— Start Input rows —

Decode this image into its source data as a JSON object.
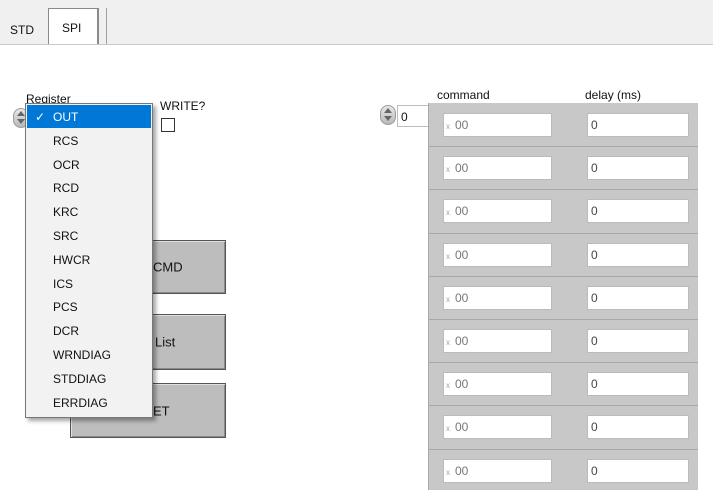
{
  "tabs": [
    {
      "label": "STD",
      "active": false
    },
    {
      "label": "SPI",
      "active": true
    }
  ],
  "register": {
    "label": "Register",
    "selected": "OUT",
    "options": [
      "OUT",
      "RCS",
      "OCR",
      "RCD",
      "KRC",
      "SRC",
      "HWCR",
      "ICS",
      "PCS",
      "DCR",
      "WRNDIAG",
      "STDDIAG",
      "ERRDIAG"
    ]
  },
  "write": {
    "label": "WRITE?",
    "checked": false
  },
  "buttons": [
    {
      "label": "CMD"
    },
    {
      "label": "List"
    },
    {
      "label": "ET"
    }
  ],
  "array": {
    "index": "0",
    "command_header": "command",
    "delay_header": "delay (ms)",
    "rows": [
      {
        "command": "00",
        "delay": "0"
      },
      {
        "command": "00",
        "delay": "0"
      },
      {
        "command": "00",
        "delay": "0"
      },
      {
        "command": "00",
        "delay": "0"
      },
      {
        "command": "00",
        "delay": "0"
      },
      {
        "command": "00",
        "delay": "0"
      },
      {
        "command": "00",
        "delay": "0"
      },
      {
        "command": "00",
        "delay": "0"
      },
      {
        "command": "00",
        "delay": "0"
      }
    ]
  },
  "colors": {
    "selection": "#0078d7",
    "panel": "#ffffff",
    "button": "#bdbdbd",
    "array_frame": "#c8c8c8"
  },
  "icons": {
    "check": "checkmark-icon",
    "spinner": "spinner-icon",
    "element_marker": "x-mark-icon"
  }
}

— End Input rows —

Task directions:
Strip the images and reproduce the remaining records precisely.

Output of the exercise:
Decode this image into its source data as a JSON object.
{
  "tabs": [
    {
      "label": "STD",
      "active": false
    },
    {
      "label": "SPI",
      "active": true
    }
  ],
  "register": {
    "label": "Register",
    "selected": "OUT",
    "options": [
      "OUT",
      "RCS",
      "OCR",
      "RCD",
      "KRC",
      "SRC",
      "HWCR",
      "ICS",
      "PCS",
      "DCR",
      "WRNDIAG",
      "STDDIAG",
      "ERRDIAG"
    ]
  },
  "write": {
    "label": "WRITE?",
    "checked": false
  },
  "buttons": [
    {
      "label": "CMD"
    },
    {
      "label": "List"
    },
    {
      "label": "ET"
    }
  ],
  "array": {
    "index": "0",
    "command_header": "command",
    "delay_header": "delay (ms)",
    "rows": [
      {
        "command": "00",
        "delay": "0"
      },
      {
        "command": "00",
        "delay": "0"
      },
      {
        "command": "00",
        "delay": "0"
      },
      {
        "command": "00",
        "delay": "0"
      },
      {
        "command": "00",
        "delay": "0"
      },
      {
        "command": "00",
        "delay": "0"
      },
      {
        "command": "00",
        "delay": "0"
      },
      {
        "command": "00",
        "delay": "0"
      },
      {
        "command": "00",
        "delay": "0"
      }
    ]
  },
  "colors": {
    "selection": "#0078d7",
    "panel": "#ffffff",
    "button": "#bdbdbd",
    "array_frame": "#c8c8c8"
  },
  "icons": {
    "check": "checkmark-icon",
    "spinner": "spinner-icon",
    "element_marker": "x-mark-icon"
  }
}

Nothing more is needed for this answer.